# Your objective
Can you transcribe the data exactly? Leave the pictures out.

# Data excerpts

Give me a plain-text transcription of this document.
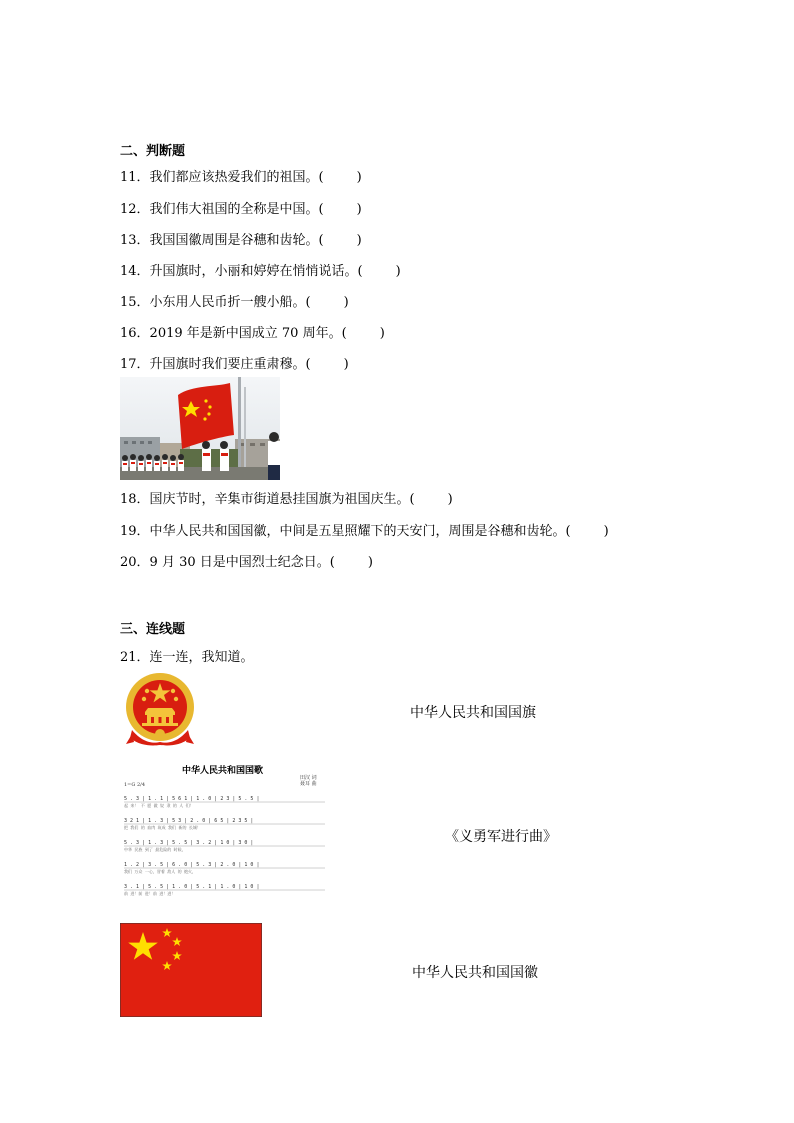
二、判断题
11．我们都应该热爱我们的祖国。(        )
12．我们伟大祖国的全称是中国。(        )
13．我国国徽周围是谷穗和齿轮。(        )
14．升国旗时，小丽和婷婷在悄悄说话。(        )
15．小东用人民币折一艘小船。(        )
16．2019 年是新中国成立 70 周年。(        )
17．升国旗时我们要庄重肃穆。(        )
18．国庆节时，辛集市街道悬挂国旗为祖国庆生。(        )
19．中华人民共和国国徽，中间是五星照耀下的天安门，周围是谷穗和齿轮。(        )
20．9 月 30 日是中国烈士纪念日。(        )
三、连线题
21．连一连，我知道。
中华人民共和国国旗
中华人民共和国国歌
田汉 词
聂耳 曲
1=G 2/4
5 . 3 | 1 . 1 | 5 6 1 | 1 . 0 | 2 3 | 5 . 5 |
起 来！ 不 愿 做 奴 隶 的 人 们！
3 2 1 | 1 . 3 | 5 3 | 2 . 0 | 6 5 | 2 3 5 |
把 我们 的 血肉 筑成 我们 新的 长城！
5 . 3 | 1 . 3 | 5 . 5 | 3 . 2 | 1 0 | 3 0 |
中华 民族 到了 最危险的 时候，
1 . 2 | 3 . 5 | 6 . 0 | 5 . 3 | 2 . 0 | 1 0 |
我们 万众 一心，冒着 敌人 的 炮火，
3 . 1 | 5 . 5 | 1 . 0 | 5 . 1 | 1 . 0 | 1 0 |
前 进！前 进！前 进！进！
《义勇军进行曲》
中华人民共和国国徽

# Task solution
Give me a plain-text transcription of this document.
二、判断题
11．我们都应该热爱我们的祖国。(        )
12．我们伟大祖国的全称是中国。(        )
13．我国国徽周围是谷穗和齿轮。(        )
14．升国旗时，小丽和婷婷在悄悄说话。(        )
15．小东用人民币折一艘小船。(        )
16．2019 年是新中国成立 70 周年。(        )
17．升国旗时我们要庄重肃穆。(        )
18．国庆节时，辛集市街道悬挂国旗为祖国庆生。(        )
19．中华人民共和国国徽，中间是五星照耀下的天安门，周围是谷穗和齿轮。(        )
20．9 月 30 日是中国烈士纪念日。(        )
三、连线题
21．连一连，我知道。
中华人民共和国国旗
中华人民共和国国歌
田汉 词
聂耳 曲
1=G 2/4
5 . 3 | 1 . 1 | 5 6 1 | 1 . 0 | 2 3 | 5 . 5 |
起 来！ 不 愿 做 奴 隶 的 人 们！
3 2 1 | 1 . 3 | 5 3 | 2 . 0 | 6 5 | 2 3 5 |
把 我们 的 血肉 筑成 我们 新的 长城！
5 . 3 | 1 . 3 | 5 . 5 | 3 . 2 | 1 0 | 3 0 |
中华 民族 到了 最危险的 时候，
1 . 2 | 3 . 5 | 6 . 0 | 5 . 3 | 2 . 0 | 1 0 |
我们 万众 一心，冒着 敌人 的 炮火，
3 . 1 | 5 . 5 | 1 . 0 | 5 . 1 | 1 . 0 | 1 0 |
前 进！前 进！前 进！进！
《义勇军进行曲》
中华人民共和国国徽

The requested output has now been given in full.